[START ENTRIES PROVIDED]

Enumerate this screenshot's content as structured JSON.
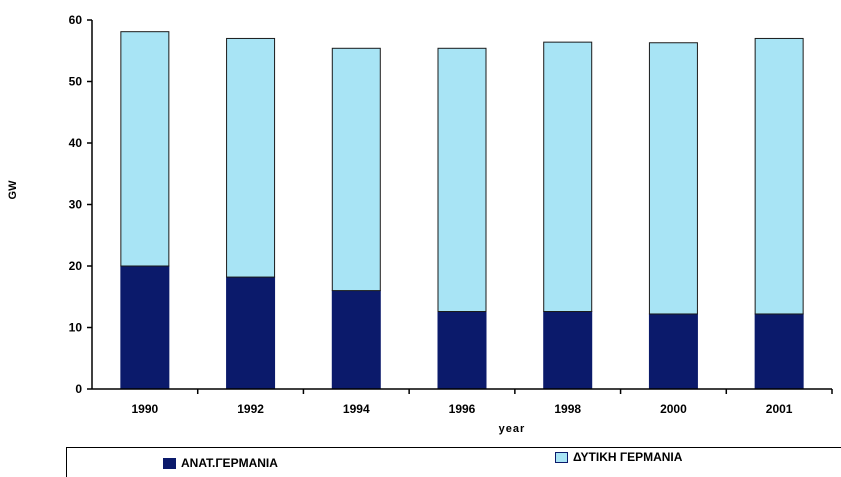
{
  "chart_data": {
    "type": "bar",
    "stacked": true,
    "categories": [
      "1990",
      "1992",
      "1994",
      "1996",
      "1998",
      "2000",
      "2001"
    ],
    "series": [
      {
        "name": "ΑΝΑΤ.ΓΕΡΜΑΝΙΑ",
        "color": "#0b1a6b",
        "values": [
          20.0,
          18.2,
          16.0,
          12.6,
          12.6,
          12.2,
          12.2
        ]
      },
      {
        "name": "ΔΥΤΙΚΗ ΓΕΡΜΑΝΙΑ",
        "color": "#a8e4f5",
        "values": [
          38.1,
          38.8,
          39.4,
          42.8,
          43.8,
          44.1,
          44.8
        ]
      }
    ],
    "xlabel": "year",
    "ylabel": "GW",
    "ylim": [
      0,
      60
    ],
    "yticks": [
      "0",
      "10",
      "20",
      "30",
      "40",
      "50",
      "60"
    ],
    "grid": false,
    "legend_position": "bottom"
  }
}
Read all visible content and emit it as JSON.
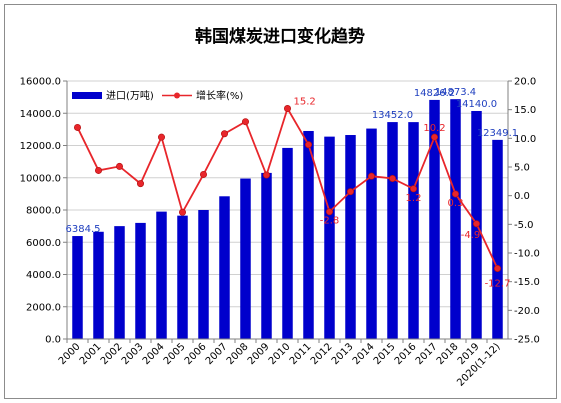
{
  "chart_data": {
    "type": "bar+line",
    "title": "韩国煤炭进口变化趋势",
    "categories": [
      "2000",
      "2001",
      "2002",
      "2003",
      "2004",
      "2005",
      "2006",
      "2007",
      "2008",
      "2009",
      "2010",
      "2011",
      "2012",
      "2013",
      "2014",
      "2015",
      "2016",
      "2017",
      "2018",
      "2019",
      "2020(1-12)"
    ],
    "series": [
      {
        "name": "进口(万吨)",
        "type": "bar",
        "axis": "left",
        "color": "#0000cc",
        "values": [
          6384.5,
          6650,
          7000,
          7200,
          7900,
          7650,
          8000,
          8850,
          9950,
          10300,
          11850,
          12900,
          12550,
          12650,
          13050,
          13452.0,
          13450,
          14826.2,
          14873.4,
          14140.0,
          12349.1
        ]
      },
      {
        "name": "增长率(%)",
        "type": "line",
        "axis": "right",
        "color": "#e8262b",
        "values": [
          11.9,
          4.4,
          5.1,
          2.1,
          10.2,
          -2.9,
          3.7,
          10.8,
          12.9,
          3.6,
          15.2,
          8.9,
          -2.8,
          0.7,
          3.4,
          3.0,
          1.2,
          10.2,
          0.3,
          -4.9,
          -12.7
        ]
      }
    ],
    "y_left": {
      "min": 0,
      "max": 16000,
      "step": 2000,
      "ticks": [
        "0.0",
        "2000.0",
        "4000.0",
        "6000.0",
        "8000.0",
        "10000.0",
        "12000.0",
        "14000.0",
        "16000.0"
      ]
    },
    "y_right": {
      "min": -25,
      "max": 20,
      "step": 5,
      "ticks": [
        "-25.0",
        "-20.0",
        "-15.0",
        "-10.0",
        "-5.0",
        "0.0",
        "5.0",
        "10.0",
        "15.0",
        "20.0"
      ]
    },
    "bar_labels": [
      {
        "index": 0,
        "text": "6384.5"
      },
      {
        "index": 15,
        "text": "13452.0"
      },
      {
        "index": 17,
        "text": "14826.2"
      },
      {
        "index": 18,
        "text": "14873.4"
      },
      {
        "index": 19,
        "text": "14140.0"
      },
      {
        "index": 20,
        "text": "12349.1"
      }
    ],
    "rate_labels": [
      {
        "index": 10,
        "text": "15.2"
      },
      {
        "index": 12,
        "text": "-2.8"
      },
      {
        "index": 16,
        "text": "1.2"
      },
      {
        "index": 17,
        "text": "10.2"
      },
      {
        "index": 18,
        "text": "0.3"
      },
      {
        "index": 19,
        "text": "-4.9"
      },
      {
        "index": 20,
        "text": "-12.7"
      }
    ],
    "legend": {
      "position": "top-left"
    },
    "grid": true
  }
}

[END ENTRIES PROVIDED]

WHAT TO DO:
Copy every entry word for word, but omit the pictures.

WRITTEN SOLUTION:
Enumerate this screenshot's content as structured JSON.
{
  "chart_data": {
    "type": "bar",
    "stacked": true,
    "categories": [
      "1990",
      "1992",
      "1994",
      "1996",
      "1998",
      "2000",
      "2001"
    ],
    "series": [
      {
        "name": "ΑΝΑΤ.ΓΕΡΜΑΝΙΑ",
        "color": "#0b1a6b",
        "values": [
          20.0,
          18.2,
          16.0,
          12.6,
          12.6,
          12.2,
          12.2
        ]
      },
      {
        "name": "ΔΥΤΙΚΗ ΓΕΡΜΑΝΙΑ",
        "color": "#a8e4f5",
        "values": [
          38.1,
          38.8,
          39.4,
          42.8,
          43.8,
          44.1,
          44.8
        ]
      }
    ],
    "xlabel": "year",
    "ylabel": "GW",
    "ylim": [
      0,
      60
    ],
    "yticks": [
      "0",
      "10",
      "20",
      "30",
      "40",
      "50",
      "60"
    ],
    "grid": false,
    "legend_position": "bottom"
  }
}
Read all visible content and emit it as JSON.
{
  "chart_data": {
    "type": "bar+line",
    "title": "韩国煤炭进口变化趋势",
    "categories": [
      "2000",
      "2001",
      "2002",
      "2003",
      "2004",
      "2005",
      "2006",
      "2007",
      "2008",
      "2009",
      "2010",
      "2011",
      "2012",
      "2013",
      "2014",
      "2015",
      "2016",
      "2017",
      "2018",
      "2019",
      "2020(1-12)"
    ],
    "series": [
      {
        "name": "进口(万吨)",
        "type": "bar",
        "axis": "left",
        "color": "#0000cc",
        "values": [
          6384.5,
          6650,
          7000,
          7200,
          7900,
          7650,
          8000,
          8850,
          9950,
          10300,
          11850,
          12900,
          12550,
          12650,
          13050,
          13452.0,
          13450,
          14826.2,
          14873.4,
          14140.0,
          12349.1
        ]
      },
      {
        "name": "增长率(%)",
        "type": "line",
        "axis": "right",
        "color": "#e8262b",
        "values": [
          11.9,
          4.4,
          5.1,
          2.1,
          10.2,
          -2.9,
          3.7,
          10.8,
          12.9,
          3.6,
          15.2,
          8.9,
          -2.8,
          0.7,
          3.4,
          3.0,
          1.2,
          10.2,
          0.3,
          -4.9,
          -12.7
        ]
      }
    ],
    "y_left": {
      "min": 0,
      "max": 16000,
      "step": 2000,
      "ticks": [
        "0.0",
        "2000.0",
        "4000.0",
        "6000.0",
        "8000.0",
        "10000.0",
        "12000.0",
        "14000.0",
        "16000.0"
      ]
    },
    "y_right": {
      "min": -25,
      "max": 20,
      "step": 5,
      "ticks": [
        "-25.0",
        "-20.0",
        "-15.0",
        "-10.0",
        "-5.0",
        "0.0",
        "5.0",
        "10.0",
        "15.0",
        "20.0"
      ]
    },
    "bar_labels": [
      {
        "index": 0,
        "text": "6384.5"
      },
      {
        "index": 15,
        "text": "13452.0"
      },
      {
        "index": 17,
        "text": "14826.2"
      },
      {
        "index": 18,
        "text": "14873.4"
      },
      {
        "index": 19,
        "text": "14140.0"
      },
      {
        "index": 20,
        "text": "12349.1"
      }
    ],
    "rate_labels": [
      {
        "index": 10,
        "text": "15.2"
      },
      {
        "index": 12,
        "text": "-2.8"
      },
      {
        "index": 16,
        "text": "1.2"
      },
      {
        "index": 17,
        "text": "10.2"
      },
      {
        "index": 18,
        "text": "0.3"
      },
      {
        "index": 19,
        "text": "-4.9"
      },
      {
        "index": 20,
        "text": "-12.7"
      }
    ],
    "legend": {
      "position": "top-left"
    },
    "grid": true
  }
}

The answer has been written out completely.